# [Extracted data entries]
-- Begin --
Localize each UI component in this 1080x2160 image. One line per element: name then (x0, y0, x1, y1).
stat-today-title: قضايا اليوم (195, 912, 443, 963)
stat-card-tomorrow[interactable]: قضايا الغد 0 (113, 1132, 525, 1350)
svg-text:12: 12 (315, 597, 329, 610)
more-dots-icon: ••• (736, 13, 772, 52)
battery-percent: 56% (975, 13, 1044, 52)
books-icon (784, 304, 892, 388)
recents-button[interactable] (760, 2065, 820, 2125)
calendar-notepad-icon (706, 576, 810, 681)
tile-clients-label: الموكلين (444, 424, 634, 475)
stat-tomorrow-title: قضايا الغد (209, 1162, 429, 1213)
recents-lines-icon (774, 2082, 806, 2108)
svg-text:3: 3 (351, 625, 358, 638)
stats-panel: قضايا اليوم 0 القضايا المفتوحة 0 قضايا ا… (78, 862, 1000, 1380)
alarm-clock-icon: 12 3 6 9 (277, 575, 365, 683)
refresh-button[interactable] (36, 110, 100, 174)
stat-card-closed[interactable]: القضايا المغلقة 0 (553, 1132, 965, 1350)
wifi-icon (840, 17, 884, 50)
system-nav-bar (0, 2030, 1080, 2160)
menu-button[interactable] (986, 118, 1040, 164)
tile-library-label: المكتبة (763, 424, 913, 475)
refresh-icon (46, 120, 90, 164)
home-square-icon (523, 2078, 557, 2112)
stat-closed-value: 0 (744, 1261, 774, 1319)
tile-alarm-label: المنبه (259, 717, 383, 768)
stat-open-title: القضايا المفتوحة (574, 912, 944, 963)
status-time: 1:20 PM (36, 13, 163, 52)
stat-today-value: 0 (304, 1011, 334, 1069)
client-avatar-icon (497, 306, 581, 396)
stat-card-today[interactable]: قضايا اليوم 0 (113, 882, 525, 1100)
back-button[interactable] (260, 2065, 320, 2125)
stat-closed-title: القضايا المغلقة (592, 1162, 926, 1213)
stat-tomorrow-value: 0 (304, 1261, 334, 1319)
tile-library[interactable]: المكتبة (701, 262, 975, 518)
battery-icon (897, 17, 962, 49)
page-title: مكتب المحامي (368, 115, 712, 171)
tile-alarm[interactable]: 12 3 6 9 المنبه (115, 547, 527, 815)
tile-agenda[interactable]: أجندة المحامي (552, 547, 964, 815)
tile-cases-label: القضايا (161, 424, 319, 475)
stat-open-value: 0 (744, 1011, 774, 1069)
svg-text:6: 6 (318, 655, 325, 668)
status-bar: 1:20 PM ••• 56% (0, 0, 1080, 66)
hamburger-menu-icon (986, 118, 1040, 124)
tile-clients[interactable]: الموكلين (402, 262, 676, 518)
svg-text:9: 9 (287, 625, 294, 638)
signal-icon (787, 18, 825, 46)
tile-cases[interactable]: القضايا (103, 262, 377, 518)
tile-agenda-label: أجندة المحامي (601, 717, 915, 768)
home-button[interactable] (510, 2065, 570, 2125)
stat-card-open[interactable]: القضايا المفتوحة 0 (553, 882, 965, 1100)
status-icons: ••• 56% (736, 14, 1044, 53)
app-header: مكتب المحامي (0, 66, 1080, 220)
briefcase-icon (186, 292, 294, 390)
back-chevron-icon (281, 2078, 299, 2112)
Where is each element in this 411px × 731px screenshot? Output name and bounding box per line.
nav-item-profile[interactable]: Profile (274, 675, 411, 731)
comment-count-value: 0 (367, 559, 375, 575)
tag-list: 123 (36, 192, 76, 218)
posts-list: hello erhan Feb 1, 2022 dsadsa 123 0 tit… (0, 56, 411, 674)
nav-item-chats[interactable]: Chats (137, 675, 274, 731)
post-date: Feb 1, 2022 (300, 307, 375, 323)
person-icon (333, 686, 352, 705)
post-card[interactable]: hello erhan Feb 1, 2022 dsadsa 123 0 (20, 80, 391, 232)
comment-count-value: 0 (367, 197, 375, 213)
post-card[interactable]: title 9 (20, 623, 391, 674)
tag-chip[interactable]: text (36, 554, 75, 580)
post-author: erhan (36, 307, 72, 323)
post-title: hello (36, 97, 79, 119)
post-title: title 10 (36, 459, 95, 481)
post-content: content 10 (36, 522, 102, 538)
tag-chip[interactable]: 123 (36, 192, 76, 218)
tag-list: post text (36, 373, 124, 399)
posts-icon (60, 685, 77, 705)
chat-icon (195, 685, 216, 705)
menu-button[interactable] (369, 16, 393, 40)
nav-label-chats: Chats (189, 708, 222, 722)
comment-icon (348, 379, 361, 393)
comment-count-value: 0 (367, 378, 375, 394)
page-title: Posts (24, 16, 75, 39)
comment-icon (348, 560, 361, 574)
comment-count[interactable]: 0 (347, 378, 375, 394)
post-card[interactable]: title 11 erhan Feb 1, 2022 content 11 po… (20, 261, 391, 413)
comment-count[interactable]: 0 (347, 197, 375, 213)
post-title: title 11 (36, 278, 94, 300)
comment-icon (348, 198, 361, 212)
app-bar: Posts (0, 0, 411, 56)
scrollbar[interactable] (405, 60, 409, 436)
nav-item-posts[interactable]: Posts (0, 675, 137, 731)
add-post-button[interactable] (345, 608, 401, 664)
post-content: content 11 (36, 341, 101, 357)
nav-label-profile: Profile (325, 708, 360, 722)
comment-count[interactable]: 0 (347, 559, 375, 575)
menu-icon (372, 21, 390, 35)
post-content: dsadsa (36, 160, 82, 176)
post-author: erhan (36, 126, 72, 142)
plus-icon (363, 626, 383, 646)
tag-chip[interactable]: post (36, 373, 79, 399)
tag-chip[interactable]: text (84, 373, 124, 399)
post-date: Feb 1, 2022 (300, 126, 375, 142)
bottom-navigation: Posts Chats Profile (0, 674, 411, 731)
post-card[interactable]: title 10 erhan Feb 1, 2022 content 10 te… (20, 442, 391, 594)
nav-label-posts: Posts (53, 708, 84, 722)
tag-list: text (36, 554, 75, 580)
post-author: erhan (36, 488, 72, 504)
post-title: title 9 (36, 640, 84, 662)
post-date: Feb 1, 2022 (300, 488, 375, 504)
-- End --
# [WHAT IS ASKED]
Replace "interactable" with "clickable" and write the lines out again, otherwise unchanged. Begin at the first line of the material and stop after the line that contains "stat-closed-value: 0 (744, 1261, 774, 1319)".

# [RESULT OF THIS TASK]
Localize each UI component in this 1080x2160 image. One line per element: name then (x0, y0, x1, y1).
stat-today-title: قضايا اليوم (195, 912, 443, 963)
stat-card-tomorrow[clickable]: قضايا الغد 0 (113, 1132, 525, 1350)
svg-text:12: 12 (315, 597, 329, 610)
more-dots-icon: ••• (736, 13, 772, 52)
battery-percent: 56% (975, 13, 1044, 52)
books-icon (784, 304, 892, 388)
recents-button[clickable] (760, 2065, 820, 2125)
calendar-notepad-icon (706, 576, 810, 681)
tile-clients-label: الموكلين (444, 424, 634, 475)
stat-tomorrow-title: قضايا الغد (209, 1162, 429, 1213)
recents-lines-icon (774, 2082, 806, 2108)
svg-text:3: 3 (351, 625, 358, 638)
stats-panel: قضايا اليوم 0 القضايا المفتوحة 0 قضايا ا… (78, 862, 1000, 1380)
alarm-clock-icon: 12 3 6 9 (277, 575, 365, 683)
refresh-button[clickable] (36, 110, 100, 174)
stat-card-closed[clickable]: القضايا المغلقة 0 (553, 1132, 965, 1350)
wifi-icon (840, 17, 884, 50)
system-nav-bar (0, 2030, 1080, 2160)
menu-button[clickable] (986, 118, 1040, 164)
tile-library-label: المكتبة (763, 424, 913, 475)
refresh-icon (46, 120, 90, 164)
home-square-icon (523, 2078, 557, 2112)
stat-closed-value: 0 (744, 1261, 774, 1319)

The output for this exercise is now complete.